Copy the data word for word, keeping every line.

Figure contents as structured data
━━━━

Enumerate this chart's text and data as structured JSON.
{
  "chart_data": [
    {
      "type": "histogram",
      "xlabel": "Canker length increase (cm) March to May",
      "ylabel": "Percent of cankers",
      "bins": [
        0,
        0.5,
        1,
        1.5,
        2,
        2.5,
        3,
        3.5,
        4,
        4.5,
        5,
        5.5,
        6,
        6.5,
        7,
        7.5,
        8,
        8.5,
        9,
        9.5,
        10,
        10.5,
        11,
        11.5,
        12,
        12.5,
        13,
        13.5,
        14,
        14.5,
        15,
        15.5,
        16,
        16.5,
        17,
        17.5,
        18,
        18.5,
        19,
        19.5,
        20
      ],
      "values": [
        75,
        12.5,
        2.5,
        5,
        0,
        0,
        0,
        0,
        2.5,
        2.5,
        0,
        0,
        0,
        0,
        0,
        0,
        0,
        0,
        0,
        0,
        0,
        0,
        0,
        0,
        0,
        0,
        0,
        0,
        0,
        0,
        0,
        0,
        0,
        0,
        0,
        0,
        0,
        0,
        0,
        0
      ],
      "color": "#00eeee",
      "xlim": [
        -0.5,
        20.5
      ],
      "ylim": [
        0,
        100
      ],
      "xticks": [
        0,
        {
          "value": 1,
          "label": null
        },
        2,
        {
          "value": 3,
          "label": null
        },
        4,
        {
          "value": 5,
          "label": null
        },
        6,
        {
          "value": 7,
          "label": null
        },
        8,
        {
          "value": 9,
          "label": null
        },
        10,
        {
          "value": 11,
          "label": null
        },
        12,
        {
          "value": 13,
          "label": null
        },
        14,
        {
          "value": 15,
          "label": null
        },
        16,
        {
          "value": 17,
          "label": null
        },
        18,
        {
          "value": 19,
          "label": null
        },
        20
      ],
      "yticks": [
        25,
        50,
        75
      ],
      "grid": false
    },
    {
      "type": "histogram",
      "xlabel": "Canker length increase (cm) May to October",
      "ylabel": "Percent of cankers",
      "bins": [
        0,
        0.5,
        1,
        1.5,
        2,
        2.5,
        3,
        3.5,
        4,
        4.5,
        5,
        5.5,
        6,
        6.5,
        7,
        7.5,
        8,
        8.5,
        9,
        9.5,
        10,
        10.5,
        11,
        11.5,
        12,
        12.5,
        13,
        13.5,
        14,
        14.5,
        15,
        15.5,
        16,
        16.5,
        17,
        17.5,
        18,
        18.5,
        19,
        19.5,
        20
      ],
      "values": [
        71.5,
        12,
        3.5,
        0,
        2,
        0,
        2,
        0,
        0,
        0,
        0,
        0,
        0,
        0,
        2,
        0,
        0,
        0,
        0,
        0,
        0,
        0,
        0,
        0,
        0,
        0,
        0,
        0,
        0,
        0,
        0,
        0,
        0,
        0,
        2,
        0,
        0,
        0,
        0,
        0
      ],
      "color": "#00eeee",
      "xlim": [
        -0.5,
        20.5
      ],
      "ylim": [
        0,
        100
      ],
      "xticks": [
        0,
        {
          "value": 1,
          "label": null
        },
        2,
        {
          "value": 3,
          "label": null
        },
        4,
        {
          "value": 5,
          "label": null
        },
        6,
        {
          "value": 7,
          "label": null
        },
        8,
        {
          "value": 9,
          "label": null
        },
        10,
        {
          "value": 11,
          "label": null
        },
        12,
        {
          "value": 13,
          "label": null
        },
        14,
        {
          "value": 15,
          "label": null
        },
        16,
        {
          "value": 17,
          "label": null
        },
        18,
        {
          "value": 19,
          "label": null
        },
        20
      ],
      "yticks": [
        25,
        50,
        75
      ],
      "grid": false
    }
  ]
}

━━━━

**Answer below:**
Enumerate this chart's text and data as structured JSON.
{
  "chart_data": [
    {
      "type": "histogram",
      "xlabel": "Canker length increase (cm) March to May",
      "ylabel": "Percent of cankers",
      "bins": [
        0,
        0.5,
        1,
        1.5,
        2,
        2.5,
        3,
        3.5,
        4,
        4.5,
        5,
        5.5,
        6,
        6.5,
        7,
        7.5,
        8,
        8.5,
        9,
        9.5,
        10,
        10.5,
        11,
        11.5,
        12,
        12.5,
        13,
        13.5,
        14,
        14.5,
        15,
        15.5,
        16,
        16.5,
        17,
        17.5,
        18,
        18.5,
        19,
        19.5,
        20
      ],
      "values": [
        75,
        12.5,
        2.5,
        5,
        0,
        0,
        0,
        0,
        2.5,
        2.5,
        0,
        0,
        0,
        0,
        0,
        0,
        0,
        0,
        0,
        0,
        0,
        0,
        0,
        0,
        0,
        0,
        0,
        0,
        0,
        0,
        0,
        0,
        0,
        0,
        0,
        0,
        0,
        0,
        0,
        0
      ],
      "color": "#00eeee",
      "xlim": [
        -0.5,
        20.5
      ],
      "ylim": [
        0,
        100
      ],
      "xticks": [
        0,
        {
          "value": 1,
          "label": null
        },
        2,
        {
          "value": 3,
          "label": null
        },
        4,
        {
          "value": 5,
          "label": null
        },
        6,
        {
          "value": 7,
          "label": null
        },
        8,
        {
          "value": 9,
          "label": null
        },
        10,
        {
          "value": 11,
          "label": null
        },
        12,
        {
          "value": 13,
          "label": null
        },
        14,
        {
          "value": 15,
          "label": null
        },
        16,
        {
          "value": 17,
          "label": null
        },
        18,
        {
          "value": 19,
          "label": null
        },
        20
      ],
      "yticks": [
        25,
        50,
        75
      ],
      "grid": false
    },
    {
      "type": "histogram",
      "xlabel": "Canker length increase (cm) May to October",
      "ylabel": "Percent of cankers",
      "bins": [
        0,
        0.5,
        1,
        1.5,
        2,
        2.5,
        3,
        3.5,
        4,
        4.5,
        5,
        5.5,
        6,
        6.5,
        7,
        7.5,
        8,
        8.5,
        9,
        9.5,
        10,
        10.5,
        11,
        11.5,
        12,
        12.5,
        13,
        13.5,
        14,
        14.5,
        15,
        15.5,
        16,
        16.5,
        17,
        17.5,
        18,
        18.5,
        19,
        19.5,
        20
      ],
      "values": [
        71.5,
        12,
        3.5,
        0,
        2,
        0,
        2,
        0,
        0,
        0,
        0,
        0,
        0,
        0,
        2,
        0,
        0,
        0,
        0,
        0,
        0,
        0,
        0,
        0,
        0,
        0,
        0,
        0,
        0,
        0,
        0,
        0,
        0,
        0,
        2,
        0,
        0,
        0,
        0,
        0
      ],
      "color": "#00eeee",
      "xlim": [
        -0.5,
        20.5
      ],
      "ylim": [
        0,
        100
      ],
      "xticks": [
        0,
        {
          "value": 1,
          "label": null
        },
        2,
        {
          "value": 3,
          "label": null
        },
        4,
        {
          "value": 5,
          "label": null
        },
        6,
        {
          "value": 7,
          "label": null
        },
        8,
        {
          "value": 9,
          "label": null
        },
        10,
        {
          "value": 11,
          "label": null
        },
        12,
        {
          "value": 13,
          "label": null
        },
        14,
        {
          "value": 15,
          "label": null
        },
        16,
        {
          "value": 17,
          "label": null
        },
        18,
        {
          "value": 19,
          "label": null
        },
        20
      ],
      "yticks": [
        25,
        50,
        75
      ],
      "grid": false
    }
  ]
}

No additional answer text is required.